**DATA LISTING**
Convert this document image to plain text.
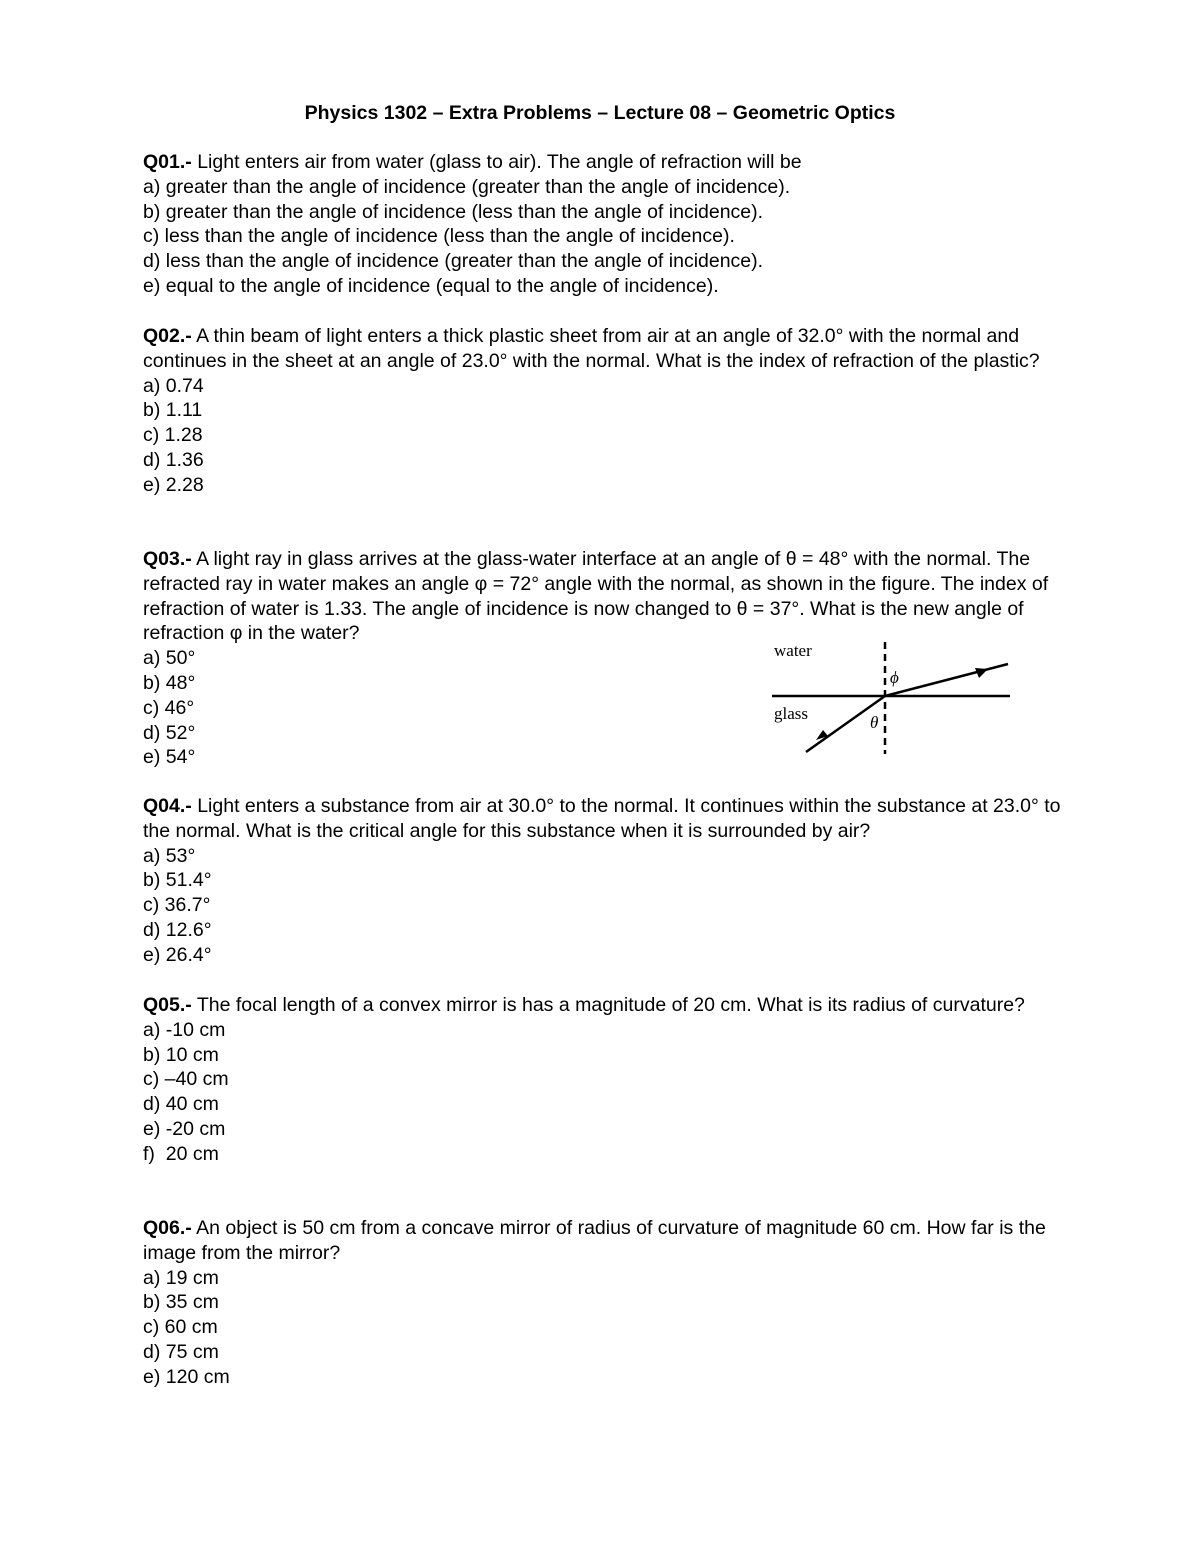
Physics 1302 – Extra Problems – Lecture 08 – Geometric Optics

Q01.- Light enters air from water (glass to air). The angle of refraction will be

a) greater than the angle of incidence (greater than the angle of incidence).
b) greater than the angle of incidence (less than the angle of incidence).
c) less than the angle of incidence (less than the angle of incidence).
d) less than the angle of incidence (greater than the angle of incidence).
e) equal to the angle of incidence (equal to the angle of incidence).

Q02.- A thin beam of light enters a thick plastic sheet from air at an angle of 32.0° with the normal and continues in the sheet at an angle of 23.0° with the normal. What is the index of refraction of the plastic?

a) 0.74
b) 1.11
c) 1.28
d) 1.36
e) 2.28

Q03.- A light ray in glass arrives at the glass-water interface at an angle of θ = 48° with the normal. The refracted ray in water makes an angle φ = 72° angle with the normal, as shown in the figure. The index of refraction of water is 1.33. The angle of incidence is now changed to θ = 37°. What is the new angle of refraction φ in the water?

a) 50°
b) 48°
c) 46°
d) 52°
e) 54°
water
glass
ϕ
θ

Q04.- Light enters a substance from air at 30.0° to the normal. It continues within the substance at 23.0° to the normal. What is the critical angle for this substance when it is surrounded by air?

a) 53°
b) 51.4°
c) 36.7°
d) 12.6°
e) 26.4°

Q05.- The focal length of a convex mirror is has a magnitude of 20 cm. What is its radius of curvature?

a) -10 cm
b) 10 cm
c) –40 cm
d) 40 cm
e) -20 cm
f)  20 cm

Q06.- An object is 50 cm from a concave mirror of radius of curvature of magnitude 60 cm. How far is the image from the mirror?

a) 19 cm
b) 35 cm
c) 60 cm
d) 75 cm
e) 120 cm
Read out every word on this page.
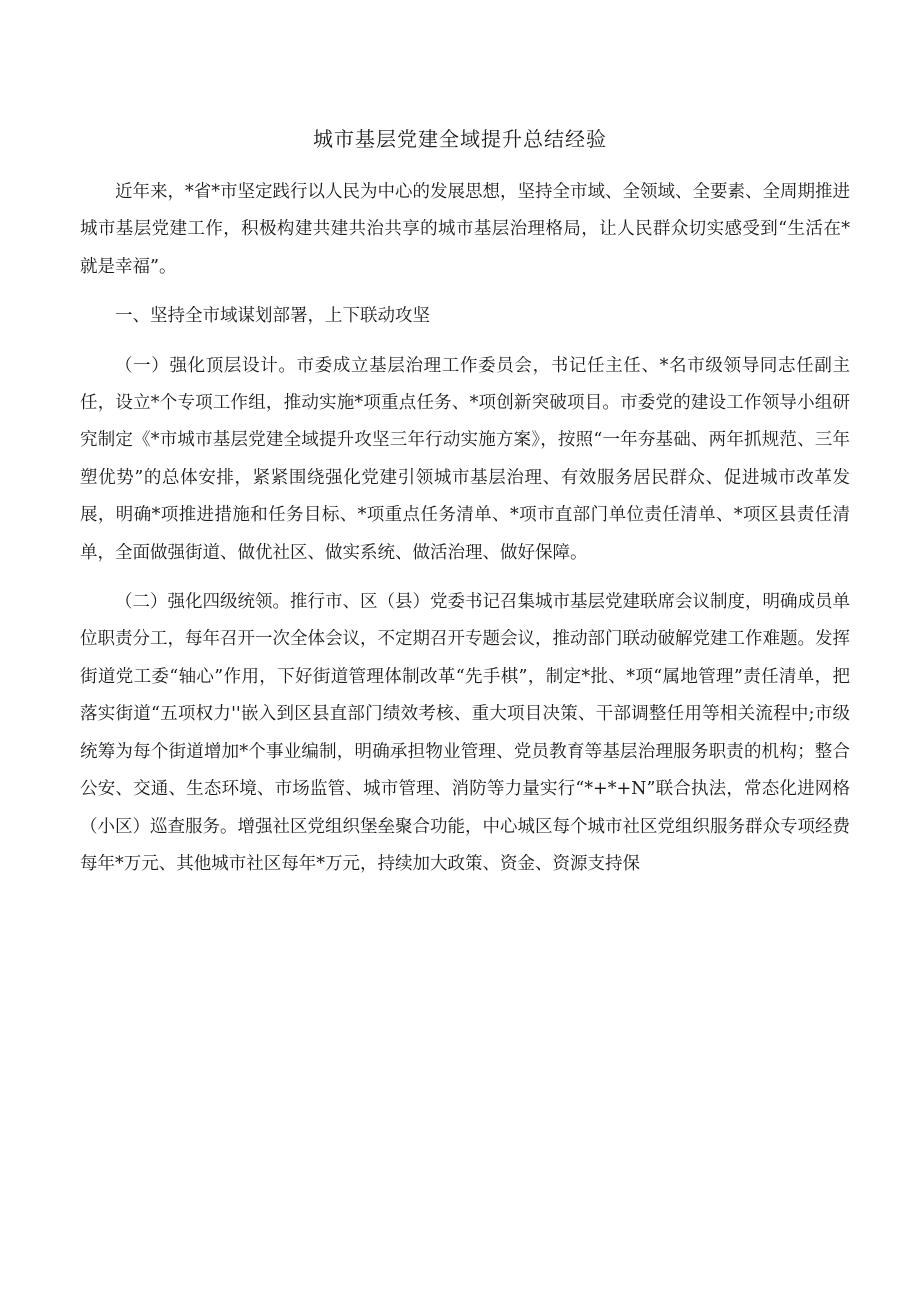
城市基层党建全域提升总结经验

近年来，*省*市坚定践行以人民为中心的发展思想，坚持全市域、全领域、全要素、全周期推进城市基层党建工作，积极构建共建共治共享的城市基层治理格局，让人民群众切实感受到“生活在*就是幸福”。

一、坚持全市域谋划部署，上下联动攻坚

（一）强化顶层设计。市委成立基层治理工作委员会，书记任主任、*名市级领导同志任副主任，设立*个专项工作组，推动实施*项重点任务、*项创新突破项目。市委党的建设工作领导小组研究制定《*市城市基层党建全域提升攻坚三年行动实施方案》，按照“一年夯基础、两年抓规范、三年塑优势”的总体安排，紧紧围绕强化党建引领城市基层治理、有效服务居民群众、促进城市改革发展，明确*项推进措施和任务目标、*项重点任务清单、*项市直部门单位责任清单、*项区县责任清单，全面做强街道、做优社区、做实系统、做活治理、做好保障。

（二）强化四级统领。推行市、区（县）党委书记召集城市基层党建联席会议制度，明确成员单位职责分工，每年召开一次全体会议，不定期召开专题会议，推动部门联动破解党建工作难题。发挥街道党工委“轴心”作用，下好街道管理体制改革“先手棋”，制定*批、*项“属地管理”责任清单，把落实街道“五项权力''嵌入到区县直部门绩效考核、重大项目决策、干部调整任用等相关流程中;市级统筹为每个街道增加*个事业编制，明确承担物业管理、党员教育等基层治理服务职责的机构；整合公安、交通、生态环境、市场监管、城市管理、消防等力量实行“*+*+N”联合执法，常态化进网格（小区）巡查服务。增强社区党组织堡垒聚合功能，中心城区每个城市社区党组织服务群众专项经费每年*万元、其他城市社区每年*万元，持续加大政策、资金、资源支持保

**WRITTEN INSTRUCTION**
Tally the lines of the listing that include "from". Reply with nothing but the count.

**WRITTEN REPLY**
4